(Data items)
(begin)

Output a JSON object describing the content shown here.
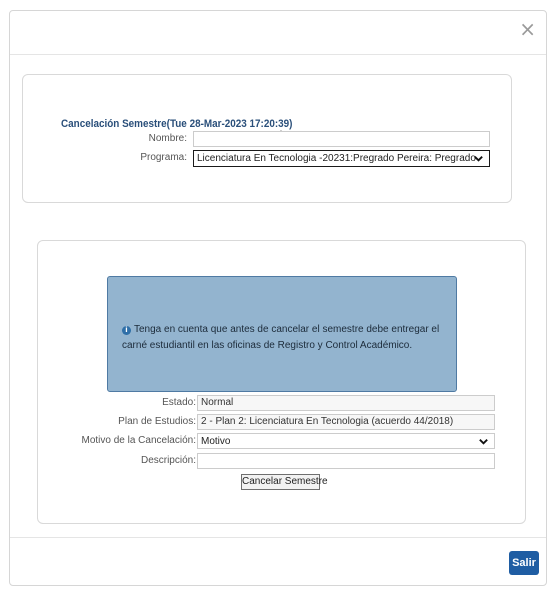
{
  "dialog": {
    "close_glyph": "×",
    "exit_label": "Salir"
  },
  "header_form": {
    "title": "Cancelación Semestre(Tue 28-Mar-2023 17:20:39)",
    "nombre_label": "Nombre:",
    "nombre_value": "",
    "programa_label": "Programa:",
    "programa_value": "Licenciatura En Tecnologia -20231:Pregrado Pereira: Pregrado"
  },
  "cancel_form": {
    "alert_icon": "info-icon",
    "alert_text": "Tenga en cuenta que antes de cancelar el semestre debe entregar el carné estudiantil en las oficinas de Registro y Control Académico.",
    "estado_label": "Estado:",
    "estado_value": "Normal",
    "plan_label": "Plan de Estudios:",
    "plan_value": "2 - Plan 2: Licenciatura En Tecnologia (acuerdo 44/2018)",
    "motivo_label": "Motivo de la Cancelación:",
    "motivo_value": "Motivo",
    "descripcion_label": "Descripción:",
    "descripcion_value": "",
    "submit_label": "Cancelar Semestre"
  },
  "colors": {
    "title": "#2a4f7a",
    "alert_bg": "#93b4cf",
    "alert_border": "#4f7aa3",
    "primary_button": "#1f5da3"
  }
}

(end)

### [OBJECTIVE]
Copy every line of the listing containing the string "Plan".

### [RESULT FOR THIS TASK]
    "plan_label": "Plan de Estudios:",
    "plan_value": "2 - Plan 2: Licenciatura En Tecnologia (acuerdo 44/2018)",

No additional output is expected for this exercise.